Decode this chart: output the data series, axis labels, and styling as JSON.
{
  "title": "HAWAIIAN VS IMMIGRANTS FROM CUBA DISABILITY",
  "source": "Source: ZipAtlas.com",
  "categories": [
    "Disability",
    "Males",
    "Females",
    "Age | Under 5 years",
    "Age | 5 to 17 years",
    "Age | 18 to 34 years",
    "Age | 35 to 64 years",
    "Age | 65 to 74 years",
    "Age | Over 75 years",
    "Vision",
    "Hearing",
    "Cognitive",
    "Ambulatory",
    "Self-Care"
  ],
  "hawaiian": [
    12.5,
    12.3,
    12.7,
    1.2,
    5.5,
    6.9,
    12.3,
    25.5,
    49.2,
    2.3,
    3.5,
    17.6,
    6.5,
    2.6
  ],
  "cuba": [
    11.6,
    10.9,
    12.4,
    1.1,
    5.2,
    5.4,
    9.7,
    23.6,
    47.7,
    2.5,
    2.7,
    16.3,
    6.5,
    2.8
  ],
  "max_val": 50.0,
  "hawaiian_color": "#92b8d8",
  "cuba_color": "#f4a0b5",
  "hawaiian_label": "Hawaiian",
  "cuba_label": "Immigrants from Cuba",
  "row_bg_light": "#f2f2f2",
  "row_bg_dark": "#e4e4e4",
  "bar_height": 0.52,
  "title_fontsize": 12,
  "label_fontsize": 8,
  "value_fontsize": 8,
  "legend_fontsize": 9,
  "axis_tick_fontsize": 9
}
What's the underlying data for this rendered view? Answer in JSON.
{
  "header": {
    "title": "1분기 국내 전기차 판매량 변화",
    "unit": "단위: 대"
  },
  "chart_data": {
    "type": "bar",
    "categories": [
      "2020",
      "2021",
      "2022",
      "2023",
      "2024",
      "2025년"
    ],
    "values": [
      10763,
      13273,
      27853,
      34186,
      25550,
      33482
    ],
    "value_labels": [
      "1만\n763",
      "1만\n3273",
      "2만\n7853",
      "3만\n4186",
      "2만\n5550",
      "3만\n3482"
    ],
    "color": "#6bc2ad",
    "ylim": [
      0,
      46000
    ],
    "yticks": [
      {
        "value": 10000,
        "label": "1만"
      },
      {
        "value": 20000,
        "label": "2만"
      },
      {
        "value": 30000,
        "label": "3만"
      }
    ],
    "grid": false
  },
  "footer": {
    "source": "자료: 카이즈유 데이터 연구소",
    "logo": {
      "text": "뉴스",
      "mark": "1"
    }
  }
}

→ Required task: Find the word "source" in the data and show each line that holds it.

→ Exercise response:
  "source": "Source: ZipAtlas.com",
    "source": "자료: 카이즈유 데이터 연구소",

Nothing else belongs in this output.